**To be done**
Where a line contains the word "previous", copy that line in full.
- - -
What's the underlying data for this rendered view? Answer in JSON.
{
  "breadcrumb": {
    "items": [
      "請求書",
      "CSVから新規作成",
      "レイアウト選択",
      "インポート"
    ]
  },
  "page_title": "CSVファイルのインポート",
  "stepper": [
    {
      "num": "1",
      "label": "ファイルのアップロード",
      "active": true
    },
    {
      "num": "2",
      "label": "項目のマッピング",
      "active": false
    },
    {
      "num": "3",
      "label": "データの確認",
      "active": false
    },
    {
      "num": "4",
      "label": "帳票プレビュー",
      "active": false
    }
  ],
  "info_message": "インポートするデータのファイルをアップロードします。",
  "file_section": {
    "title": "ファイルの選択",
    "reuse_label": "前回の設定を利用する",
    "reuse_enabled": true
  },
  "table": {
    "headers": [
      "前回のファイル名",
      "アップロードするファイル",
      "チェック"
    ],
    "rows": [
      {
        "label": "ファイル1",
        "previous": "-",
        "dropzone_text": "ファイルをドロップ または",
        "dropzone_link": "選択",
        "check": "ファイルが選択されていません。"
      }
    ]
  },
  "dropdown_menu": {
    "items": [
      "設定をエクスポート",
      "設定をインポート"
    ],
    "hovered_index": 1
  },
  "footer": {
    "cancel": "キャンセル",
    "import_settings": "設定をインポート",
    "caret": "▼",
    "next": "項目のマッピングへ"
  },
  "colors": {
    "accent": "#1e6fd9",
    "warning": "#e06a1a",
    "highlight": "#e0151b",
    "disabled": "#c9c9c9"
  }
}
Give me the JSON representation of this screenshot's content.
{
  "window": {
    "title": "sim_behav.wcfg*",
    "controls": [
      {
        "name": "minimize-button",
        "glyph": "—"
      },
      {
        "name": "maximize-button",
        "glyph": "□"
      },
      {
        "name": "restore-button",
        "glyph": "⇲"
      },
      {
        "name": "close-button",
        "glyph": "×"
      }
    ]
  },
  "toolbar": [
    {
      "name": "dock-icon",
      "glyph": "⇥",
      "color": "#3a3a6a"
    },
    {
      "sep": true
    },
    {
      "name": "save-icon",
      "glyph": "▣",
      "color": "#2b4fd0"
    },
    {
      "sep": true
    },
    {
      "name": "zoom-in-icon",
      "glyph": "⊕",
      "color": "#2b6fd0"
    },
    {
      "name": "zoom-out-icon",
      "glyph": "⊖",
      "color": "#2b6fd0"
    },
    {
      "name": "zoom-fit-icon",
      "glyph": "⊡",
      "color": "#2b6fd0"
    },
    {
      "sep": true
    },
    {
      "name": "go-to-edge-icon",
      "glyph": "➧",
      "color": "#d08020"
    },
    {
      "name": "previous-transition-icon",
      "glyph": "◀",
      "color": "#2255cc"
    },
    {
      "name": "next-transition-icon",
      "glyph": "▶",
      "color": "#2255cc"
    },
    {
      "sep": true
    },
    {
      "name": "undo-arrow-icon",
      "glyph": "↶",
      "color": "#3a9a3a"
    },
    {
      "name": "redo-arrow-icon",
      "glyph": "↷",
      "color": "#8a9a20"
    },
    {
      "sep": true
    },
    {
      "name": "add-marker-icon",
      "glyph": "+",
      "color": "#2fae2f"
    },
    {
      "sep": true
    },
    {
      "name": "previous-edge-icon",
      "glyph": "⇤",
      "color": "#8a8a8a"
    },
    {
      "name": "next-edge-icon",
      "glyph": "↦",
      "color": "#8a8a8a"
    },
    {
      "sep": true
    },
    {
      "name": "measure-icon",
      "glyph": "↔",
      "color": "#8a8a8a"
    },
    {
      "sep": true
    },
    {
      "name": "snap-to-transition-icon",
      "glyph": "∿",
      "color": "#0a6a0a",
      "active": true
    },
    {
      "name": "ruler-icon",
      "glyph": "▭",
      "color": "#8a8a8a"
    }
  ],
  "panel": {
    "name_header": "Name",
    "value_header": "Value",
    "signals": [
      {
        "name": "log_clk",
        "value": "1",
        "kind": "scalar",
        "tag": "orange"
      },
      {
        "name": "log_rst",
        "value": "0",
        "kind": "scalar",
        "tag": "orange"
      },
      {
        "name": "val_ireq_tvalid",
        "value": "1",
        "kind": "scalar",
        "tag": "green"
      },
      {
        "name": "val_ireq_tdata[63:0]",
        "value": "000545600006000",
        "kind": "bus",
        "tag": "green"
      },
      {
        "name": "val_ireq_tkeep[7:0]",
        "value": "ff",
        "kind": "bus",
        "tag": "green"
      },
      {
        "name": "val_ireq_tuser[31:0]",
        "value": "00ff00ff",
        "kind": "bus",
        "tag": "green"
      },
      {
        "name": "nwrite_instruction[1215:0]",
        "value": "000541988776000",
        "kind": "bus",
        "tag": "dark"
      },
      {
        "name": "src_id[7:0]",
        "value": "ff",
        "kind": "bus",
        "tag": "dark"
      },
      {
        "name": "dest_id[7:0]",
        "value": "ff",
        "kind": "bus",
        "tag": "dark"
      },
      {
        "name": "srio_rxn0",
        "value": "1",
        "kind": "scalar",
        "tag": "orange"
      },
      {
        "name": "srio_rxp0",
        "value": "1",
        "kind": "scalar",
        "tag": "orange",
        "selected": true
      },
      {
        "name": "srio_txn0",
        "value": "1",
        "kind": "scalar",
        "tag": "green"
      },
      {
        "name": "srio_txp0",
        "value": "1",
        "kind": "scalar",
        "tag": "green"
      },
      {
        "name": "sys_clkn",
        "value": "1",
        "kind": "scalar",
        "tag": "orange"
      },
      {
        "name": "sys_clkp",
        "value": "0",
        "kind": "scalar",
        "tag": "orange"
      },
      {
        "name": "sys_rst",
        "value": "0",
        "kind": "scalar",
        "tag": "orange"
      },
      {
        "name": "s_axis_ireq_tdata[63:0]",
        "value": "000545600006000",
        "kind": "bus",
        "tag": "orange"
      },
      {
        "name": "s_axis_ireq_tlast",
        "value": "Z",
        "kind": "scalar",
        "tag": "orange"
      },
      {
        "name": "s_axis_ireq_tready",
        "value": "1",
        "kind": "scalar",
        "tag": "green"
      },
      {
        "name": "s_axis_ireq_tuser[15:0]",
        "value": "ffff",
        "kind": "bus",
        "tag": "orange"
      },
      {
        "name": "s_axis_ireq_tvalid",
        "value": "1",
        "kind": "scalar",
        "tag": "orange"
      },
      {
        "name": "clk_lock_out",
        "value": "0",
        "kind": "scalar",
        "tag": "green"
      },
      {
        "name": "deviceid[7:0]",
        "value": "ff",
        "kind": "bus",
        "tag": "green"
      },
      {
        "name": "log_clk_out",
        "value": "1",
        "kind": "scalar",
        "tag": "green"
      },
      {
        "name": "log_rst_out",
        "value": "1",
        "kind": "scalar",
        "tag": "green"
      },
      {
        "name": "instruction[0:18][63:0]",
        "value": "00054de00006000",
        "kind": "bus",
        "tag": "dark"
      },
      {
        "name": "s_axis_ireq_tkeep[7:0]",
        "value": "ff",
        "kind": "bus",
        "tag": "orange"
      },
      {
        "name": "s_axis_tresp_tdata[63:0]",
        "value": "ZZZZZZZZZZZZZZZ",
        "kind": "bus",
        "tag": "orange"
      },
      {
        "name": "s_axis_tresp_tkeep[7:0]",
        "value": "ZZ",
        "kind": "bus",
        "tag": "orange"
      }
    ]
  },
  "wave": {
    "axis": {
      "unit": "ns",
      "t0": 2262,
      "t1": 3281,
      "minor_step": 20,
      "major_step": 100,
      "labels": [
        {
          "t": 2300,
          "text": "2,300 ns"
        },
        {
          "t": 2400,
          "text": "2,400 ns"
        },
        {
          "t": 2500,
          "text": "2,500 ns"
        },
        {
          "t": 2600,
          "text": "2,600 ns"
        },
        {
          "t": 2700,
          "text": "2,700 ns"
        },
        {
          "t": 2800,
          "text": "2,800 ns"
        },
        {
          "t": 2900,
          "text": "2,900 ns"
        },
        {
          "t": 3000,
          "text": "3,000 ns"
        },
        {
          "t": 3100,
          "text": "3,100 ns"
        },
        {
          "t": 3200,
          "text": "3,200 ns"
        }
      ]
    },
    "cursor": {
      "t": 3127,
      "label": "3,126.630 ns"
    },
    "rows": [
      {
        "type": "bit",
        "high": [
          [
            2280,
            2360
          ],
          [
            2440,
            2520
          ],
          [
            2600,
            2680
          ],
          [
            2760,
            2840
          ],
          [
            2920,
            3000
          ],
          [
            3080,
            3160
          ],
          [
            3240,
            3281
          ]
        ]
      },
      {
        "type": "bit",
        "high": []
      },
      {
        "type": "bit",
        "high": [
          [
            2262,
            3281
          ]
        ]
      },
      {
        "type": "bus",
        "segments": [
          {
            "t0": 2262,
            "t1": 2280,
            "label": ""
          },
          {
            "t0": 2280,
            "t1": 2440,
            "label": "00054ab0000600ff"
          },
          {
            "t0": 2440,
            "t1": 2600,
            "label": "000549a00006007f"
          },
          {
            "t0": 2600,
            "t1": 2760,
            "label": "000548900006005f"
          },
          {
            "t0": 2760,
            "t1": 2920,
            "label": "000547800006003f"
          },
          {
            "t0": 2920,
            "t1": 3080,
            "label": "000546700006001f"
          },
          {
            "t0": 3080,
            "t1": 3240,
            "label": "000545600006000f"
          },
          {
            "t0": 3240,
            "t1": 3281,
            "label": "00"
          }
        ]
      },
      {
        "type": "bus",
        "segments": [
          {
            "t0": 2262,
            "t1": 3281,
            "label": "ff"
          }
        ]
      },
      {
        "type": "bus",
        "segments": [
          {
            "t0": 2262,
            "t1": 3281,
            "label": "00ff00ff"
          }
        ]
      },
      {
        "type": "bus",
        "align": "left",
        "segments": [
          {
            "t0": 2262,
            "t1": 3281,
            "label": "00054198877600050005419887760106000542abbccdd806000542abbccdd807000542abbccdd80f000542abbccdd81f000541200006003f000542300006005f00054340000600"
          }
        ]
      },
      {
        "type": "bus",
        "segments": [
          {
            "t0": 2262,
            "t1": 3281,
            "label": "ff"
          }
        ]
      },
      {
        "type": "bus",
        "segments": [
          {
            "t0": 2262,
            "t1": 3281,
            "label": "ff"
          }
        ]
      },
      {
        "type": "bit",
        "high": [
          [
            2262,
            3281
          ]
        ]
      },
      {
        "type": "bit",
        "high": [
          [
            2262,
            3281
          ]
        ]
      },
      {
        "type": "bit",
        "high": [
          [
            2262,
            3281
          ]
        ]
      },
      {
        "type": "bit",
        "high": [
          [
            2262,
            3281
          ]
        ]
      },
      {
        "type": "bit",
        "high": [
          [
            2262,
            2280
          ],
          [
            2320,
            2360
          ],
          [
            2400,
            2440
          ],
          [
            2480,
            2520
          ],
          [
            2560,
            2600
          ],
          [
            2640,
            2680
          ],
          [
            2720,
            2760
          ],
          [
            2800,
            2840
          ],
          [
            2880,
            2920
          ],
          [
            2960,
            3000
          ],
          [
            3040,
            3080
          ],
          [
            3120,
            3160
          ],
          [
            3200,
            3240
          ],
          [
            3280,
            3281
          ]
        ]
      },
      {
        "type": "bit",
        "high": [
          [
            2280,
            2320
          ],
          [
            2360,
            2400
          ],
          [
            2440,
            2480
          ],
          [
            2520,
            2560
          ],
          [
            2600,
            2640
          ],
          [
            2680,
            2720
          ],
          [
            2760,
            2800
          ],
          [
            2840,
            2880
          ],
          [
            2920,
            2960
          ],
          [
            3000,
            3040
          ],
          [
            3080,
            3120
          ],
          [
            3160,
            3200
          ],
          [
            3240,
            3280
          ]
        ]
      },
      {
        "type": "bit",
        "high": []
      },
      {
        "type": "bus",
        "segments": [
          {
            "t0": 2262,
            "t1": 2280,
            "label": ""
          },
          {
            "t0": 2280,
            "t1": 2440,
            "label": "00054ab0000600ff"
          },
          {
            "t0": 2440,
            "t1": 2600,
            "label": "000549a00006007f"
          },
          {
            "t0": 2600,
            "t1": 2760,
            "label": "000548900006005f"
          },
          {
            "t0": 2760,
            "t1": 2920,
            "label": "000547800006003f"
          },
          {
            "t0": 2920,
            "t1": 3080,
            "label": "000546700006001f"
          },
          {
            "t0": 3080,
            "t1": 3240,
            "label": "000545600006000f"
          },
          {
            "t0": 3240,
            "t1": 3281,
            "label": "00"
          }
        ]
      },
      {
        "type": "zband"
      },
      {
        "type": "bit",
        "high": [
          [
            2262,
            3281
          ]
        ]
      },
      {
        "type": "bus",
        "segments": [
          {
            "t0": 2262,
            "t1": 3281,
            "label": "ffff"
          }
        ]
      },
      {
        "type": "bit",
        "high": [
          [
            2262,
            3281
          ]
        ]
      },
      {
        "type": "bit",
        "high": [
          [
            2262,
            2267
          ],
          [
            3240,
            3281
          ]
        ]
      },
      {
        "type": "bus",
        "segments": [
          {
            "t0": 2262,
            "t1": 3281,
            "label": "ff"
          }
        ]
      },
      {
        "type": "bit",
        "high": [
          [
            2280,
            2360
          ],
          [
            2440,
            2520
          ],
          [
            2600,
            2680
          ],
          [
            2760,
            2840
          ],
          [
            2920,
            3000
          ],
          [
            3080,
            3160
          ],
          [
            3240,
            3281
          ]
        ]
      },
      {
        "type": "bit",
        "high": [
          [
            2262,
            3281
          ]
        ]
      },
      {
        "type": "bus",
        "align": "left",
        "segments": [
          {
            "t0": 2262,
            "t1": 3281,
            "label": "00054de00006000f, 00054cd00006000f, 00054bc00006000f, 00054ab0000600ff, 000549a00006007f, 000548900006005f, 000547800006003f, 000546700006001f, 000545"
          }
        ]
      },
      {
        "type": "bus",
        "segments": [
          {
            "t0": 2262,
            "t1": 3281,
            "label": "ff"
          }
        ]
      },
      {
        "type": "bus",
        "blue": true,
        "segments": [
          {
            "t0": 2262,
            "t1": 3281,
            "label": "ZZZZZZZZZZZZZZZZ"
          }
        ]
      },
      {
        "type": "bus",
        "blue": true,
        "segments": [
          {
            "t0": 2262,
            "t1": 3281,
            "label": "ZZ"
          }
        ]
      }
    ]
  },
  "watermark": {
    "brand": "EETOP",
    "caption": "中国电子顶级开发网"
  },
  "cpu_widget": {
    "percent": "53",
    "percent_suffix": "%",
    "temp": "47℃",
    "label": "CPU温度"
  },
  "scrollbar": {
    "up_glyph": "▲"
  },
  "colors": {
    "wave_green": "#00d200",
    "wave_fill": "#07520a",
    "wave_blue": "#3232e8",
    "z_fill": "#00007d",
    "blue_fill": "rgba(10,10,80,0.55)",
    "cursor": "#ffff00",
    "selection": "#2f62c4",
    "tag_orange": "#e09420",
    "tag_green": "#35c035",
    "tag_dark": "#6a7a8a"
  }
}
- - -
**Completed exercise**
        "previous": "-",
      "name": "previous-transition-icon",
      "name": "previous-edge-icon",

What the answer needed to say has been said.